-- start INFORMATION SHOWN --

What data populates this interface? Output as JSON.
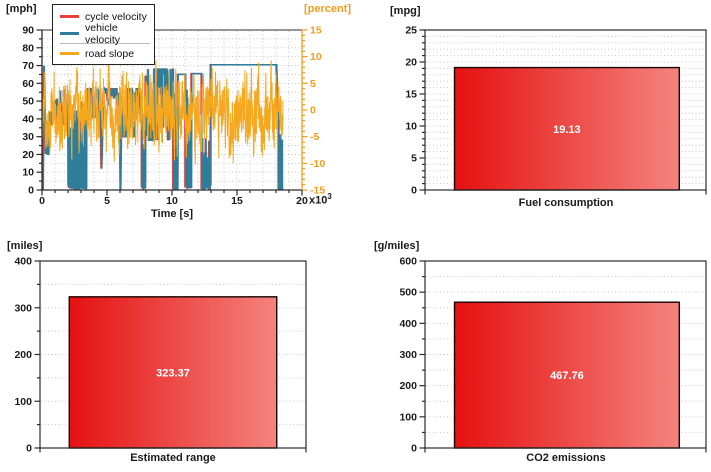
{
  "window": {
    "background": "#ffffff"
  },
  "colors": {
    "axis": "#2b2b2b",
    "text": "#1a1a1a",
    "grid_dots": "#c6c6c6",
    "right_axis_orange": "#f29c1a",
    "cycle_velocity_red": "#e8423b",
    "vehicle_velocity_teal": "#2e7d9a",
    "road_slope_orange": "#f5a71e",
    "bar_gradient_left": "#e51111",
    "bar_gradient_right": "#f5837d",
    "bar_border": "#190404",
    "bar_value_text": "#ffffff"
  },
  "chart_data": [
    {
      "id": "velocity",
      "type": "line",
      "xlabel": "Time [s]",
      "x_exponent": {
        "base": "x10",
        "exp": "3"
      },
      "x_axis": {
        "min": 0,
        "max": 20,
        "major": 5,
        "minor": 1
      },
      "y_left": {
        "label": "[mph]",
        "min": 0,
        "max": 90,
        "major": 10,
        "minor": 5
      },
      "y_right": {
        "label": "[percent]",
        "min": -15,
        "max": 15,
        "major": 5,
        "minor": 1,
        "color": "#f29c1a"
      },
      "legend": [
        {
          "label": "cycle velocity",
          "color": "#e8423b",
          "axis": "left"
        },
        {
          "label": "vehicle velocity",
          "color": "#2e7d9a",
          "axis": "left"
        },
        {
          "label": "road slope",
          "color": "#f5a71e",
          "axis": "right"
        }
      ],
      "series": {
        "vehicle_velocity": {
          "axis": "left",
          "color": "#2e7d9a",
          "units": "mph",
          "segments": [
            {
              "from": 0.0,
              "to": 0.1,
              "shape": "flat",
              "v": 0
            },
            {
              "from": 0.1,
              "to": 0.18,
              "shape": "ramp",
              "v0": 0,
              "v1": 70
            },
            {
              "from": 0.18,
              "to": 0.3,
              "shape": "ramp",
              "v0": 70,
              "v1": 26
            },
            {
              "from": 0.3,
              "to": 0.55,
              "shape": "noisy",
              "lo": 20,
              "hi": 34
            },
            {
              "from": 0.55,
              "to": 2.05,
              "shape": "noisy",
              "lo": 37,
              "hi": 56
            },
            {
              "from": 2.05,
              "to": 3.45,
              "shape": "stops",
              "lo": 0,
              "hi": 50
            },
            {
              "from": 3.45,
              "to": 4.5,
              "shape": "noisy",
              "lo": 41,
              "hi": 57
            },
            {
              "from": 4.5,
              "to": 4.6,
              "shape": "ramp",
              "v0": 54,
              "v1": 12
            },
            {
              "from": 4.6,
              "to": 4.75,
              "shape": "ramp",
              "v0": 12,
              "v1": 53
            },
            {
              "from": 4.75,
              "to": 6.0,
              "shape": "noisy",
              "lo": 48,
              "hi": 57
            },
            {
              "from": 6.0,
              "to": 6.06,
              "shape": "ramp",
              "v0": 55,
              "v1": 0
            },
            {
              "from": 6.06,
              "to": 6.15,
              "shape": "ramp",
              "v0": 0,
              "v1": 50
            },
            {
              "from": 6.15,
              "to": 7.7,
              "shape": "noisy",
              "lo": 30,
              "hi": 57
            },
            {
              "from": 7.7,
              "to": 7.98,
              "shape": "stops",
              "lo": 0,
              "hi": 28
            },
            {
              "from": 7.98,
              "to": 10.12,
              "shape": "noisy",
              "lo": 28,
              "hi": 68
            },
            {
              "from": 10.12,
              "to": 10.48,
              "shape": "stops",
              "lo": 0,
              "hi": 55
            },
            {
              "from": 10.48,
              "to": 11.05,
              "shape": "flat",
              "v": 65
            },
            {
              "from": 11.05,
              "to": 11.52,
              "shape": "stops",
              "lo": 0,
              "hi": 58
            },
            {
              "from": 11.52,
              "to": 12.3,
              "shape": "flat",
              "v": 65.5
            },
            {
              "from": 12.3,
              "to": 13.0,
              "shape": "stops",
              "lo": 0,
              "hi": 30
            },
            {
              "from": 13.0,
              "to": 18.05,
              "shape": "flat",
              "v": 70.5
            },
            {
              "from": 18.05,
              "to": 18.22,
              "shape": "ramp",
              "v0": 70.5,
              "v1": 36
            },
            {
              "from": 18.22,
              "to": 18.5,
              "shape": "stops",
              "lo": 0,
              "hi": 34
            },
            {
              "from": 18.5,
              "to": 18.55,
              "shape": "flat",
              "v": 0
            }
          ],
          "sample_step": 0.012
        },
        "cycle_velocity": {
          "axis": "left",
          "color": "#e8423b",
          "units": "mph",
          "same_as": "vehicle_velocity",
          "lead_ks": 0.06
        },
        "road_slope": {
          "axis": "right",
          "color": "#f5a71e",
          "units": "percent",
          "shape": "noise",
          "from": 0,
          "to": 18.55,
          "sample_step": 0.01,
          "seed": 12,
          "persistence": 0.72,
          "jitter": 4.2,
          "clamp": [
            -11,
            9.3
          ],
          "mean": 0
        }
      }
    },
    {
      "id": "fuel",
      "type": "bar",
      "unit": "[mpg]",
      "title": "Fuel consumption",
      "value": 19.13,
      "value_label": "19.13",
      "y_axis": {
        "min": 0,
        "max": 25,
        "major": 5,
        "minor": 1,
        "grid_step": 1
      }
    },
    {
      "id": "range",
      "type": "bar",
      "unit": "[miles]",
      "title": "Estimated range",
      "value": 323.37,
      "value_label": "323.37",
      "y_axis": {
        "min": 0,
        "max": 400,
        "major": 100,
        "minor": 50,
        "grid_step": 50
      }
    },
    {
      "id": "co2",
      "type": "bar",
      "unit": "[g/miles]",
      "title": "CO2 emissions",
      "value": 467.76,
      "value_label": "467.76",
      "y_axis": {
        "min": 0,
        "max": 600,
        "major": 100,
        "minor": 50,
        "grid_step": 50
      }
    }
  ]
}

-- end INFORMATION SHOWN --
-- start INFORMATION SHOWN --

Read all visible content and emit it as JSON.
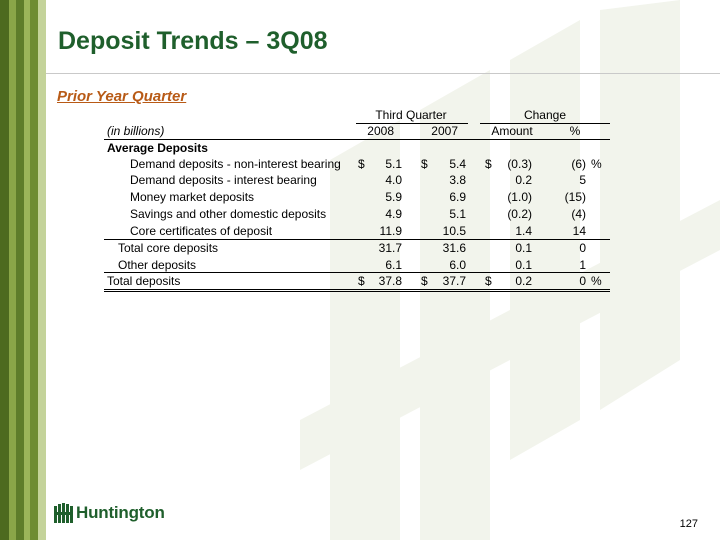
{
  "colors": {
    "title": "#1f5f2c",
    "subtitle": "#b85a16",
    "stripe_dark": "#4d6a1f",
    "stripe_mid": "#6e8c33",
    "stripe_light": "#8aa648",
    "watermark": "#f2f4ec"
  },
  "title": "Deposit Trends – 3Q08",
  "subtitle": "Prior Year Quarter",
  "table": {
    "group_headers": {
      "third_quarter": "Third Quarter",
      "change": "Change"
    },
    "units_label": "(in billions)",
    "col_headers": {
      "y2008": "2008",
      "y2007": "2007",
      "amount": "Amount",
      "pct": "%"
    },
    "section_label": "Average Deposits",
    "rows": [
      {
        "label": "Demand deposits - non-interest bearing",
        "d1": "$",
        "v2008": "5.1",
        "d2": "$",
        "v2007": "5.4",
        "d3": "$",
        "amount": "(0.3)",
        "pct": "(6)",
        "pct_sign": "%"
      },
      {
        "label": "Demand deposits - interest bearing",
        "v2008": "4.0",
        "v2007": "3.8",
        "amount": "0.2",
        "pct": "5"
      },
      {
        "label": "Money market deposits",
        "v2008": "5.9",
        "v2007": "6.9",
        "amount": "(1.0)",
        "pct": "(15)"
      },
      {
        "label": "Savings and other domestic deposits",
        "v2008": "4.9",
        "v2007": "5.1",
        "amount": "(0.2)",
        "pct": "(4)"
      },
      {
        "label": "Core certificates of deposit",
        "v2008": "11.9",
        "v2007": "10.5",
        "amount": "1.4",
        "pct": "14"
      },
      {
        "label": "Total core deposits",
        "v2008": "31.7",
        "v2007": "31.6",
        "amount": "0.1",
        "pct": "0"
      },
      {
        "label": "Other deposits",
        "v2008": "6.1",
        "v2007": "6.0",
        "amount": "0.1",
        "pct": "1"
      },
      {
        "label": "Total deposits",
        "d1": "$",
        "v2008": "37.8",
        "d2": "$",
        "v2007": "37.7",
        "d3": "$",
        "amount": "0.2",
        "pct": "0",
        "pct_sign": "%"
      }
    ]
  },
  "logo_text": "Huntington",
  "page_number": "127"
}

-- end INFORMATION SHOWN --
-- start INFORMATION SHOWN --

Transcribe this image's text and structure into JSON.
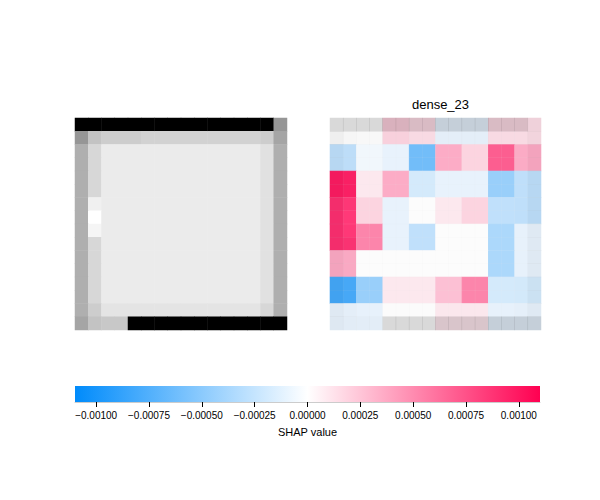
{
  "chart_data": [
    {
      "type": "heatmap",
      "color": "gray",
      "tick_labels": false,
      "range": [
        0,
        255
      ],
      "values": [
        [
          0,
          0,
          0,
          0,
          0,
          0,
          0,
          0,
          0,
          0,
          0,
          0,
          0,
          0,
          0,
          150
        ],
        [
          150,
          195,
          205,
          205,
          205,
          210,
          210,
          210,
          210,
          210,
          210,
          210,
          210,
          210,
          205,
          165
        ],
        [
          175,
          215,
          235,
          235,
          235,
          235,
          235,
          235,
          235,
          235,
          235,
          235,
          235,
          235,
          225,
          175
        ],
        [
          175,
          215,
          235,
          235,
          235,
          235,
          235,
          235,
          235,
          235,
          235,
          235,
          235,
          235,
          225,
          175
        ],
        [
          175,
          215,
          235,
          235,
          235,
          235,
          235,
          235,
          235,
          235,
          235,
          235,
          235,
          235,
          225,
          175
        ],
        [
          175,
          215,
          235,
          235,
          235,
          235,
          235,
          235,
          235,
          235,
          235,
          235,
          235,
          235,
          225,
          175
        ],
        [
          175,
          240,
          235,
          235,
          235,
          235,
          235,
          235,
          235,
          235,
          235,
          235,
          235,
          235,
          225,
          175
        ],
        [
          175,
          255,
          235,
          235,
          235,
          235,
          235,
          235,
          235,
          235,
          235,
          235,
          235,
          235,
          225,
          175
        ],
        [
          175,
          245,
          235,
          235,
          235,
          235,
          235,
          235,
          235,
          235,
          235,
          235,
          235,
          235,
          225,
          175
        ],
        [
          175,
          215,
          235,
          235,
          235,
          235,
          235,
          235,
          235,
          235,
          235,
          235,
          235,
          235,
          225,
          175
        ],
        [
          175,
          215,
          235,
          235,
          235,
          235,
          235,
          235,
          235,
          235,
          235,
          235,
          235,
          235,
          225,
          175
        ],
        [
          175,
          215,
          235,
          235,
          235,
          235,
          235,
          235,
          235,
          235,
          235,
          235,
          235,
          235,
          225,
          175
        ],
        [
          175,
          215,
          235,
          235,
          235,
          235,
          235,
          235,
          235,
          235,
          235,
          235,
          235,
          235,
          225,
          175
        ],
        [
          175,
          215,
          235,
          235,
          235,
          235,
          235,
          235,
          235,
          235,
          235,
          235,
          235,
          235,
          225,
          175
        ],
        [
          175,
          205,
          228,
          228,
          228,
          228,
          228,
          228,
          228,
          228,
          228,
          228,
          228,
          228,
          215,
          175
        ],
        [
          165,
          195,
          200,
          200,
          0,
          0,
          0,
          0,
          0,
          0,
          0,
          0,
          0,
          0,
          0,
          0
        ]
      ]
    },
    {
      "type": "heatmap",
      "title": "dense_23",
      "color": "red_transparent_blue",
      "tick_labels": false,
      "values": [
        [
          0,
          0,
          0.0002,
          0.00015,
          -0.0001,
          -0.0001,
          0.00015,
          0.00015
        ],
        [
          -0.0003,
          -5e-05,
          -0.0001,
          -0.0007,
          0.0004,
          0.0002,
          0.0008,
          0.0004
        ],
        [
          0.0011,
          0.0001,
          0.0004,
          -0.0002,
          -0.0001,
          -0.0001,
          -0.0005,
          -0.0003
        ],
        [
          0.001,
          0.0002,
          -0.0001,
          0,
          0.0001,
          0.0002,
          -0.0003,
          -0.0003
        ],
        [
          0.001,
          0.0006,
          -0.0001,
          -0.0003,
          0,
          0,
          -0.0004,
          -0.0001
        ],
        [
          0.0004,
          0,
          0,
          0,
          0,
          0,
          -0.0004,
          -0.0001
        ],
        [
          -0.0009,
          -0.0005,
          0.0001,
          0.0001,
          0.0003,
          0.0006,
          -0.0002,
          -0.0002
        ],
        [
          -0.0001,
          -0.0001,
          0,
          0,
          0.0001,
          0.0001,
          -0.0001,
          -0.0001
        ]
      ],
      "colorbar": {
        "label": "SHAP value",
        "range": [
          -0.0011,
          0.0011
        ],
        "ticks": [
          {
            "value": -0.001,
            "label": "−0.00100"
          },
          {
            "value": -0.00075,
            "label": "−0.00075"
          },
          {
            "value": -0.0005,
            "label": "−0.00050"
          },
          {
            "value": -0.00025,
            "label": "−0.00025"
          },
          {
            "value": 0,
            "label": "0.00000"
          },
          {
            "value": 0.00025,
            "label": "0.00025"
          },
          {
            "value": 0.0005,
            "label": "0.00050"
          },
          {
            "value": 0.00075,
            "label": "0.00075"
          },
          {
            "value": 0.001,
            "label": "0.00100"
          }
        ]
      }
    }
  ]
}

-- end INFORMATION SHOWN --

## WRITTEN INSTRUCTION
All lines above containing the string "Total" are to be collected.

## RESPONSE TO THIS EXERCISE
        "label": "Total core deposits",
        "label": "Total deposits",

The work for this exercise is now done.